Problem requirements => How many lines in the entries below include the string "книге"? Answer with the number only.

- - -

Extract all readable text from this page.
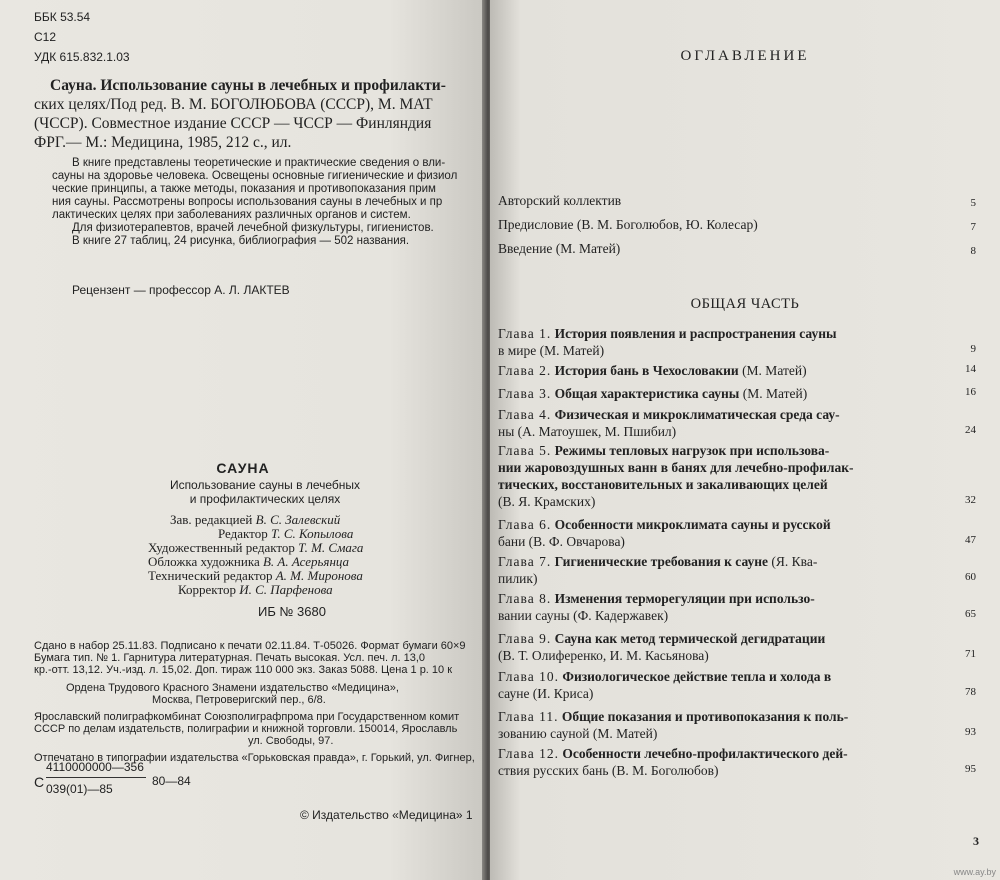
ББК 53.54
С12
УДК 615.832.1.03
Сауна. Использование сауны в лечебных и профилакти-
ских целях/Под ред. В. М. БОГОЛЮБОВА (СССР), М. МАТ
(ЧССР). Совместное издание СССР — ЧССР — Финляндия
ФРГ.— М.: Медицина, 1985, 212 с., ил.
В книге представлены теоретические и практические сведения о вли-
сауны на здоровье человека. Освещены основные гигиенические и физиол
ческие принципы, а также методы, показания и противопоказания прим
ния сауны. Рассмотрены вопросы использования сауны в лечебных и пр
лактических целях при заболеваниях различных органов и систем.
Для физиотерапевтов, врачей лечебной физкультуры, гигиенистов.
В книге 27 таблиц, 24 рисунка, библиография — 502 названия.
Рецензент — профессор А. Л. ЛАКТЕВ
САУНА
Использование сауны в лечебных
и профилактических целях
Зав. редакцией В. С. Залевский
Редактор Т. С. Копылова
Художественный редактор Т. М. Смага
Обложка художника В. А. Асерьянца
Технический редактор А. М. Миронова
Корректор И. С. Парфенова
ИБ № 3680
Сдано в набор 25.11.83. Подписано к печати 02.11.84. Т-05026. Формат бумаги 60×9
Бумага тип. № 1. Гарнитура литературная. Печать высокая. Усл. печ. л. 13,0
кр.-отт. 13,12. Уч.-изд. л. 15,02. Доп. тираж 110 000 экз. Заказ 5088. Цена 1 р. 10 к
Ордена Трудового Красного Знамени издательство «Медицина»,
Москва, Петроверигский пер., 6/8.
Ярославский полиграфкомбинат Союзполиграфпрома при Государственном комит
СССР по делам издательств, полиграфии и книжной торговли. 150014, Ярославль
ул. Свободы, 97.
Отпечатано в типографии издательства «Горьковская правда», г. Горький, ул. Фигнер,
С
4110000000—356
039(01)—85
80—84
© Издательство «Медицина» 1
ОГЛАВЛЕНИЕ
Авторский коллектив	5
Предисловие (В. М. Боголюбов, Ю. Колесар)	7
Введение (М. Матей)	8
ОБЩАЯ ЧАСТЬ
Глава 1. История появления и распространения сауны
в мире (М. Матей)	9
Глава 2. История бань в Чехословакии (М. Матей)	14
Глава 3. Общая характеристика сауны (М. Матей)	16
Глава 4. Физическая и микроклиматическая среда сау-
ны (А. Матоушек, М. Пшибил)	24
Глава 5. Режимы тепловых нагрузок при использова-
нии жаровоздушных ванн в банях для лечебно-профилак-
тических, восстановительных и закаливающих целей
(В. Я. Крамских)	32
Глава 6. Особенности микроклимата сауны и русской
бани (В. Ф. Овчарова)	47
Глава 7. Гигиенические требования к сауне (Я. Ква-
пилик)	60
Глава 8. Изменения терморегуляции при использо-
вании сауны (Ф. Кадержавек)	65
Глава 9. Сауна как метод термической дегидратации
(В. Т. Олиференко, И. М. Касьянова)	71
Глава 10. Физиологическое действие тепла и холода в
сауне (И. Криса)	78
Глава 11. Общие показания и противопоказания к поль-
зованию сауной (М. Матей)	93
Глава 12. Особенности лечебно-профилактического дей-
ствия русских бань (В. М. Боголюбов)	95
3
www.ay.by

- - -

Completed task => 2